[Records that describe figures]
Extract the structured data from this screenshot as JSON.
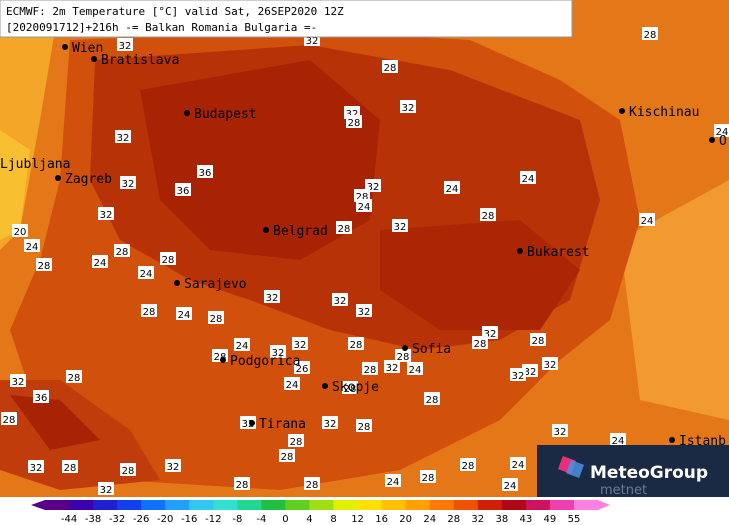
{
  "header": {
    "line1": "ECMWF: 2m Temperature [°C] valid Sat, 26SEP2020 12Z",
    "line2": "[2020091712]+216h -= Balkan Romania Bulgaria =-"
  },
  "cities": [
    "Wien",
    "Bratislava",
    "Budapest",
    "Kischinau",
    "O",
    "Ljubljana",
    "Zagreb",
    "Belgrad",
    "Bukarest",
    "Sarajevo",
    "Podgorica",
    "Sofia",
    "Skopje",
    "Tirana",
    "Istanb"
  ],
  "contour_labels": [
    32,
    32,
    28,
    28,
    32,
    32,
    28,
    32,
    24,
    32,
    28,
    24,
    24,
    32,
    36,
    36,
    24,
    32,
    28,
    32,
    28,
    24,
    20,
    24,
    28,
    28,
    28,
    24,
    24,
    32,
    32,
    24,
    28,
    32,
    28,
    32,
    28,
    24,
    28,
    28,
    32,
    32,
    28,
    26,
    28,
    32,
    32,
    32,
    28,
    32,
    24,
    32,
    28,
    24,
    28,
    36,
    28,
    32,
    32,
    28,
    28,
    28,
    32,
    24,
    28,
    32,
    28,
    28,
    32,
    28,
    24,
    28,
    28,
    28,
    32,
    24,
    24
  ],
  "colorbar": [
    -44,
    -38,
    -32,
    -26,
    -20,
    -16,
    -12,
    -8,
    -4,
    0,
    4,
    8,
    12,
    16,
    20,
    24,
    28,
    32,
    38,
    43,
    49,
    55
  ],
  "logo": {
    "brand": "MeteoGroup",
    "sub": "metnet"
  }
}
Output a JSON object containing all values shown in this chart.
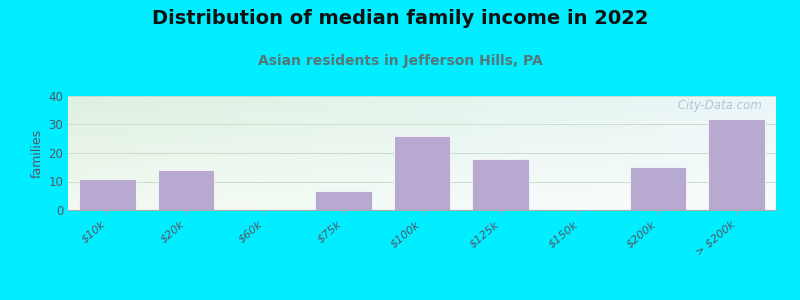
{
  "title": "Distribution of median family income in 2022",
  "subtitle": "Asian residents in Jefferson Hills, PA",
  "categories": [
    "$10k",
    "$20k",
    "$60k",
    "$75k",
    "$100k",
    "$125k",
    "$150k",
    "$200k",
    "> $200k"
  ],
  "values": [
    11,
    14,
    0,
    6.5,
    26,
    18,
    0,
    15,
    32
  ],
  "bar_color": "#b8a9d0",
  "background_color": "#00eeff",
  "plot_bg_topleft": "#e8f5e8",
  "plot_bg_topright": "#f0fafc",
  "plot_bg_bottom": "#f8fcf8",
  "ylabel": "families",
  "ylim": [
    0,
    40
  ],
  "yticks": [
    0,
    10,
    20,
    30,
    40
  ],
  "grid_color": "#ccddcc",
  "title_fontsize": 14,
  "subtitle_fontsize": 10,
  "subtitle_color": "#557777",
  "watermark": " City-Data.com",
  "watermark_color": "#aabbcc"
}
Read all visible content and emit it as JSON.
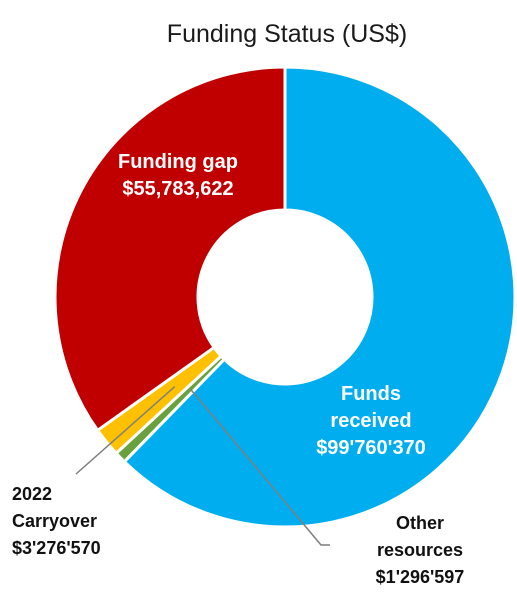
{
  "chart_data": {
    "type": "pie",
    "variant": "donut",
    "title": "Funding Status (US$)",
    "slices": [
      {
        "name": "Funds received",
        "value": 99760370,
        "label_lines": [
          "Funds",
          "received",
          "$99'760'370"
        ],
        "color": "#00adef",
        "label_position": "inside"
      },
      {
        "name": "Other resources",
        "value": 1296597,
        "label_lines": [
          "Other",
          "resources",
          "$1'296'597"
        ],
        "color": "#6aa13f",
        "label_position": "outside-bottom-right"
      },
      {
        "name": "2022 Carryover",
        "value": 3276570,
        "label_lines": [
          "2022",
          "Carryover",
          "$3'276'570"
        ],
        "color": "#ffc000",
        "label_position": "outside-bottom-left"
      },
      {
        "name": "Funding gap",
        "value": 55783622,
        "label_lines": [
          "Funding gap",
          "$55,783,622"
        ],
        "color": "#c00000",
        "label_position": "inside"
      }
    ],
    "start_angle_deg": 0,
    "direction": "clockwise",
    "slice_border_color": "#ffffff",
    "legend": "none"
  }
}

--

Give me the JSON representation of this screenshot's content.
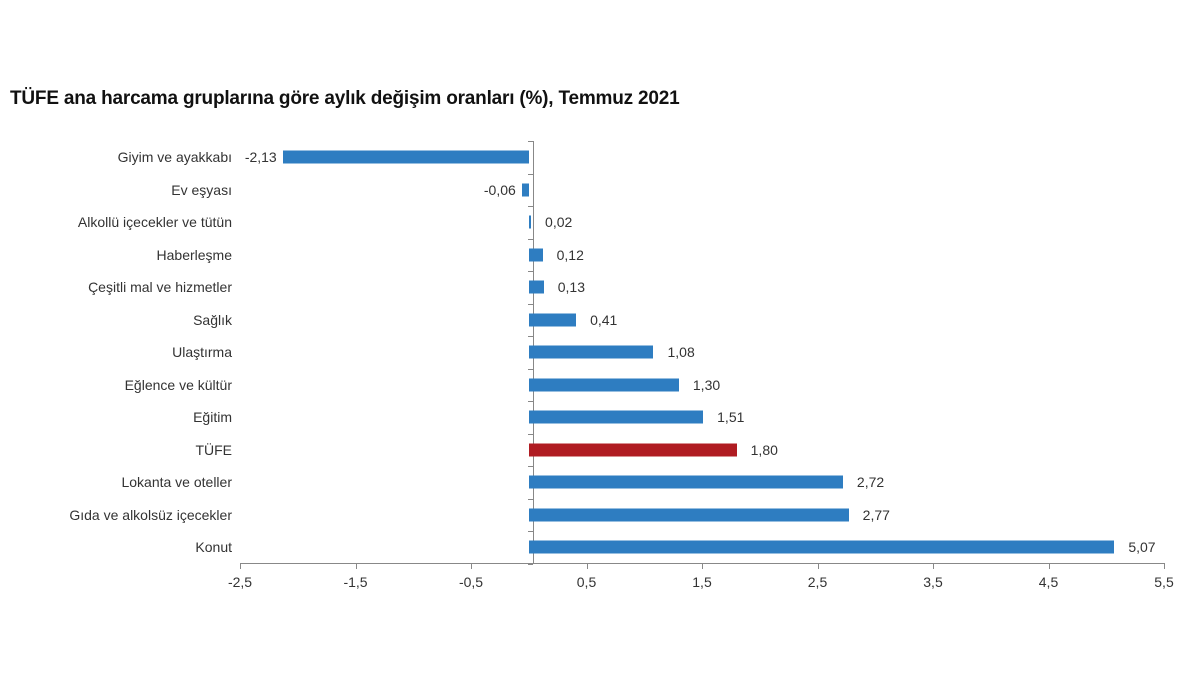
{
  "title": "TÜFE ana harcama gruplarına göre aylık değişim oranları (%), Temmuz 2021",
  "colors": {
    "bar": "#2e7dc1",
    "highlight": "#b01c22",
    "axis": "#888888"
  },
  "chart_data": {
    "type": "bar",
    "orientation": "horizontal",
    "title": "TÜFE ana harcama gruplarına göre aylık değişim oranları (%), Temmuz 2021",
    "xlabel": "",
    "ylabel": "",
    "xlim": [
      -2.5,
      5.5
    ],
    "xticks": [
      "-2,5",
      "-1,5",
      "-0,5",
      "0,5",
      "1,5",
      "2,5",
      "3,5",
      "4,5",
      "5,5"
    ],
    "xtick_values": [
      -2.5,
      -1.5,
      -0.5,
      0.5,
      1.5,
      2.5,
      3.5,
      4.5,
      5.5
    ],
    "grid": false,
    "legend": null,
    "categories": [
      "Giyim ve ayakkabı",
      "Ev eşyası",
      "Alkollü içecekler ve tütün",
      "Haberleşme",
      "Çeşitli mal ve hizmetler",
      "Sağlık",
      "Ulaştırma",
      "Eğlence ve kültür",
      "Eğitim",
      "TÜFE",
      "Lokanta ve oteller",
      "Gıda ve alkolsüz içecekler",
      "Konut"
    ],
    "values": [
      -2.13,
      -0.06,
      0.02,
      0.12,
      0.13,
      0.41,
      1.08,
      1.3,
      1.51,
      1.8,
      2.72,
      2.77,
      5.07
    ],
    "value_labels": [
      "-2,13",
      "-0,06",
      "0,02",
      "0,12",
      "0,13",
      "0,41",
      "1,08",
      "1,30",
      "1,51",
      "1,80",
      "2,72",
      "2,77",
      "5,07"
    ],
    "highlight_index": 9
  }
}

...

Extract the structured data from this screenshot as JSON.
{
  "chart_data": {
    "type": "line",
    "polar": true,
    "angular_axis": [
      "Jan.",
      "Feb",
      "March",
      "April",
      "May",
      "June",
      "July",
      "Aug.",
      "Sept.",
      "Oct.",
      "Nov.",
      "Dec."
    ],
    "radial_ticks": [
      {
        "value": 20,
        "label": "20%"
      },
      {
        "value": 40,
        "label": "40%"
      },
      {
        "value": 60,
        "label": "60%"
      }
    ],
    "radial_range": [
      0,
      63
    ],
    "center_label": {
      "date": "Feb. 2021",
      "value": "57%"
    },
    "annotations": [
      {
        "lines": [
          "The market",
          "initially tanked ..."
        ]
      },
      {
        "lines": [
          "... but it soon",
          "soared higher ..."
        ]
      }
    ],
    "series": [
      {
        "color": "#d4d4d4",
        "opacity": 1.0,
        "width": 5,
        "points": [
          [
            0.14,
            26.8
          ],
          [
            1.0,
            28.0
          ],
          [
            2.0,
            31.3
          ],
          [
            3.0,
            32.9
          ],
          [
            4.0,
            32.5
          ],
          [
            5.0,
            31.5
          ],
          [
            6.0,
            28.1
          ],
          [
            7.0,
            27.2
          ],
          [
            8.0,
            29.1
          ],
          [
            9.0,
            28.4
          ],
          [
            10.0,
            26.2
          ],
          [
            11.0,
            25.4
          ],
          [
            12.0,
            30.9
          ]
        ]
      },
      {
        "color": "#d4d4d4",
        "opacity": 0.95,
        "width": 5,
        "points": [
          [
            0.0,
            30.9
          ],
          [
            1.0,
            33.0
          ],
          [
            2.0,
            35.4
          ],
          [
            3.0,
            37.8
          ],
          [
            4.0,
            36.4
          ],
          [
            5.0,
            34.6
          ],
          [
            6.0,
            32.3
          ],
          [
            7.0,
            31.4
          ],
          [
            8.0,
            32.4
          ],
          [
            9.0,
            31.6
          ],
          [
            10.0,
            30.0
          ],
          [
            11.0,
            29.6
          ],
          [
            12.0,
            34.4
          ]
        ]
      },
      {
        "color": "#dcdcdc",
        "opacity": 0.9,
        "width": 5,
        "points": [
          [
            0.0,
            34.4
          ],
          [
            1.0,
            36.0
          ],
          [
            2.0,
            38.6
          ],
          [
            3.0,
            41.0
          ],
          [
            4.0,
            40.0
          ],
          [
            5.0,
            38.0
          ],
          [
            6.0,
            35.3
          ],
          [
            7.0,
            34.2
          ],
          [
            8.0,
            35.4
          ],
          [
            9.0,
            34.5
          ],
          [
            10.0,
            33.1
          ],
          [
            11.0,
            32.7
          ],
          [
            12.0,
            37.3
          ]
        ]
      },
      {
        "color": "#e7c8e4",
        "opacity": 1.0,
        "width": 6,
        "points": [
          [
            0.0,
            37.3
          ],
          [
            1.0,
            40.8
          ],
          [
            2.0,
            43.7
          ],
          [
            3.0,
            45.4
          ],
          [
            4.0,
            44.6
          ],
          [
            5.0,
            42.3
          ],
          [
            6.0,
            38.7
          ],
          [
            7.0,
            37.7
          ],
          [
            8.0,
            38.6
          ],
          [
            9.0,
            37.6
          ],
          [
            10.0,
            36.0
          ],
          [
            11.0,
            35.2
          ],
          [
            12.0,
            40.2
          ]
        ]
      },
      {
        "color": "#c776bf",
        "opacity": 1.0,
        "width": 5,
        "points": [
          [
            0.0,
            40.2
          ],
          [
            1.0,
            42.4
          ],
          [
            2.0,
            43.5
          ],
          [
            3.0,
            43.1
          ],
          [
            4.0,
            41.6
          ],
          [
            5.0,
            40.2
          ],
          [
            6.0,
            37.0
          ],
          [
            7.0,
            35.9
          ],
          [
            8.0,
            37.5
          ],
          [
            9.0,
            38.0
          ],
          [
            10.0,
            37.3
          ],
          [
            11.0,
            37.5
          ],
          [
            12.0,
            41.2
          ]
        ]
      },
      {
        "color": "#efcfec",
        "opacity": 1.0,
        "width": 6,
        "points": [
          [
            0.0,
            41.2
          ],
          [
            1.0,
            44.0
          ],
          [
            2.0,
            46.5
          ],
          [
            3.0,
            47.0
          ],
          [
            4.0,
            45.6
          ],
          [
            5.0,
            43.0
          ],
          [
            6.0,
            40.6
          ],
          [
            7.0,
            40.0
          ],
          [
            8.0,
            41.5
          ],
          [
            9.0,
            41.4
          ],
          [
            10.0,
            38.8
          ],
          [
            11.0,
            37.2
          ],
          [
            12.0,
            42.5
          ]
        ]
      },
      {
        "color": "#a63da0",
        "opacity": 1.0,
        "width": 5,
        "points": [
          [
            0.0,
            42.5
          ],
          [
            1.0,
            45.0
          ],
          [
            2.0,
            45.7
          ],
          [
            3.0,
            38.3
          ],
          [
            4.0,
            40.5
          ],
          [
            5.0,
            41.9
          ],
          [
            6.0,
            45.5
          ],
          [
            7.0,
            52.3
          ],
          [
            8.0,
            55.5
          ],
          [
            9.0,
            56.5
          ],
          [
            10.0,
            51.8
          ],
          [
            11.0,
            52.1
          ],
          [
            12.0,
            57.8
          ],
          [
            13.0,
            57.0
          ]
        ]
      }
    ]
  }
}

**Task description**
Go through the entries and return each line where the word "oranları" appears.

**Expected answer**
  "title": "TÜFE ana harcama gruplarına göre aylık değişim oranları (%), Temmuz 2021",
    "title": "TÜFE ana harcama gruplarına göre aylık değişim oranları (%), Temmuz 2021",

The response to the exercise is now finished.